## Direction:
Where a line holds "this", copy it.

## Rows:
□ □ □ □

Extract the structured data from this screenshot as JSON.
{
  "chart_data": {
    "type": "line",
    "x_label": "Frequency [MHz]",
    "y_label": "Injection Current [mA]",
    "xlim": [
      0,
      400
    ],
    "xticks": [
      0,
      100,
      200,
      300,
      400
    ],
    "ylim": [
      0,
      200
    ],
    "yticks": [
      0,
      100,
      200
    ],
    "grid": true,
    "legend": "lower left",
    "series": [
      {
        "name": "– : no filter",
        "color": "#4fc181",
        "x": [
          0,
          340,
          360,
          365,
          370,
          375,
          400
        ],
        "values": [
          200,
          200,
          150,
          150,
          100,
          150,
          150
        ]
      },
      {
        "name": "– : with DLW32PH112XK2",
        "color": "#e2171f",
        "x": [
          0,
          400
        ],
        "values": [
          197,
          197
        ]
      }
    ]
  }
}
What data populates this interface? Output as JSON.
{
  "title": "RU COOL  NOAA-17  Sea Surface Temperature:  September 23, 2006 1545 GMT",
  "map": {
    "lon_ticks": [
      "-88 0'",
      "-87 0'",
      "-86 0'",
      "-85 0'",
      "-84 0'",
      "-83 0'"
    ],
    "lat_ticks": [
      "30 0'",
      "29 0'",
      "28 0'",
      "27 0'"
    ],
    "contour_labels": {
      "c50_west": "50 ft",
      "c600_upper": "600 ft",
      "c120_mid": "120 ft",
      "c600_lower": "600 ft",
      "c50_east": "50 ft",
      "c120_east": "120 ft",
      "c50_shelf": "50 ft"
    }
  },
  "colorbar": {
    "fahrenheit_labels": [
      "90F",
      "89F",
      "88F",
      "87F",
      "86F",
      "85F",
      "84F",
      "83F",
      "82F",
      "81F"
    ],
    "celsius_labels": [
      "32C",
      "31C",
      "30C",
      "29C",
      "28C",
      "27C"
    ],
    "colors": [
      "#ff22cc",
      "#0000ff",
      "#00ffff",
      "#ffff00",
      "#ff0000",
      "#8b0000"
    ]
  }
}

□ □ □ □

## Task answer:
Extract the structured data from this screenshot as JSON.
What data populates this interface? Output as JSON.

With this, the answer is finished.